[Aim of the task] Extract each record and reproduce it exactly.
** Begin Listed records **
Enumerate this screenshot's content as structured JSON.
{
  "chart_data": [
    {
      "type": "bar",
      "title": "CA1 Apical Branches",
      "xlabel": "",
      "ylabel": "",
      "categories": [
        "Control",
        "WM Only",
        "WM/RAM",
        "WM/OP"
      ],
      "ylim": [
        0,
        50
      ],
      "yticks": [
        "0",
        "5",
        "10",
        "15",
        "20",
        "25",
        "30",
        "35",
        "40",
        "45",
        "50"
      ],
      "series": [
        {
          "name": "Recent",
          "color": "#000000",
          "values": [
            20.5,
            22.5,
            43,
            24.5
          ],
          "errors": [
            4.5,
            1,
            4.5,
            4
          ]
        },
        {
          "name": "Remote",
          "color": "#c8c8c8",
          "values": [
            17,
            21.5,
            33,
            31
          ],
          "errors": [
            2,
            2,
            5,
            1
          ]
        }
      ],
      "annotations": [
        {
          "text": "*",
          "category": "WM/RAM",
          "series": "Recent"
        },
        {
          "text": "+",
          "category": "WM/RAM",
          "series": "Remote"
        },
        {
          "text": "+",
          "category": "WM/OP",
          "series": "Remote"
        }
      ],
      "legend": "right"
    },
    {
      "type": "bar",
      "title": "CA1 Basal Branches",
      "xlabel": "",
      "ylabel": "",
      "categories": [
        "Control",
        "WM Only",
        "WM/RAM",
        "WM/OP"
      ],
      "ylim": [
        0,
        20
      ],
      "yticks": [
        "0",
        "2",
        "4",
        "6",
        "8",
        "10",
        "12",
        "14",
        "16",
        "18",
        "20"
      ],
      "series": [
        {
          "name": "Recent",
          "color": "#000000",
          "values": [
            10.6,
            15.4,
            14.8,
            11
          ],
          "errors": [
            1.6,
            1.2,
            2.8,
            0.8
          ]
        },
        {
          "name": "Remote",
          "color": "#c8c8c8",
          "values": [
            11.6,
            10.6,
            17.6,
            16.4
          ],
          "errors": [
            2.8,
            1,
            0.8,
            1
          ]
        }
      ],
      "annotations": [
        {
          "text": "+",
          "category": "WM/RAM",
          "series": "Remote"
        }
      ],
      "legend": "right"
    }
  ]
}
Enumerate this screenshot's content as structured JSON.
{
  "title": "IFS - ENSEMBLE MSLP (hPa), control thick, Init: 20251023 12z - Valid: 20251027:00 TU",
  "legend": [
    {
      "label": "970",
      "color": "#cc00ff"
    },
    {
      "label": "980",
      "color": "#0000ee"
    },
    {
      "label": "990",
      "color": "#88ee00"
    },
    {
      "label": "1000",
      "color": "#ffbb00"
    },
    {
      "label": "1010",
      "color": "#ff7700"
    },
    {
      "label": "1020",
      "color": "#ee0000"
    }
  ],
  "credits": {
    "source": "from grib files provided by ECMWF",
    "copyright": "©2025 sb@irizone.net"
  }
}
** End Listed records **
[Task response]
Enumerate this screenshot's content as structured JSON.
{
  "chart_data": [
    {
      "type": "bar",
      "title": "CA1 Apical Branches",
      "xlabel": "",
      "ylabel": "",
      "categories": [
        "Control",
        "WM Only",
        "WM/RAM",
        "WM/OP"
      ],
      "ylim": [
        0,
        50
      ],
      "yticks": [
        "0",
        "5",
        "10",
        "15",
        "20",
        "25",
        "30",
        "35",
        "40",
        "45",
        "50"
      ],
      "series": [
        {
          "name": "Recent",
          "color": "#000000",
          "values": [
            20.5,
            22.5,
            43,
            24.5
          ],
          "errors": [
            4.5,
            1,
            4.5,
            4
          ]
        },
        {
          "name": "Remote",
          "color": "#c8c8c8",
          "values": [
            17,
            21.5,
            33,
            31
          ],
          "errors": [
            2,
            2,
            5,
            1
          ]
        }
      ],
      "annotations": [
        {
          "text": "*",
          "category": "WM/RAM",
          "series": "Recent"
        },
        {
          "text": "+",
          "category": "WM/RAM",
          "series": "Remote"
        },
        {
          "text": "+",
          "category": "WM/OP",
          "series": "Remote"
        }
      ],
      "legend": "right"
    },
    {
      "type": "bar",
      "title": "CA1 Basal Branches",
      "xlabel": "",
      "ylabel": "",
      "categories": [
        "Control",
        "WM Only",
        "WM/RAM",
        "WM/OP"
      ],
      "ylim": [
        0,
        20
      ],
      "yticks": [
        "0",
        "2",
        "4",
        "6",
        "8",
        "10",
        "12",
        "14",
        "16",
        "18",
        "20"
      ],
      "series": [
        {
          "name": "Recent",
          "color": "#000000",
          "values": [
            10.6,
            15.4,
            14.8,
            11
          ],
          "errors": [
            1.6,
            1.2,
            2.8,
            0.8
          ]
        },
        {
          "name": "Remote",
          "color": "#c8c8c8",
          "values": [
            11.6,
            10.6,
            17.6,
            16.4
          ],
          "errors": [
            2.8,
            1,
            0.8,
            1
          ]
        }
      ],
      "annotations": [
        {
          "text": "+",
          "category": "WM/RAM",
          "series": "Remote"
        }
      ],
      "legend": "right"
    }
  ]
}
Enumerate this screenshot's content as structured JSON.
{
  "title": "IFS - ENSEMBLE MSLP (hPa), control thick, Init: 20251023 12z - Valid: 20251027:00 TU",
  "legend": [
    {
      "label": "970",
      "color": "#cc00ff"
    },
    {
      "label": "980",
      "color": "#0000ee"
    },
    {
      "label": "990",
      "color": "#88ee00"
    },
    {
      "label": "1000",
      "color": "#ffbb00"
    },
    {
      "label": "1010",
      "color": "#ff7700"
    },
    {
      "label": "1020",
      "color": "#ee0000"
    }
  ],
  "credits": {
    "source": "from grib files provided by ECMWF",
    "copyright": "©2025 sb@irizone.net"
  }
}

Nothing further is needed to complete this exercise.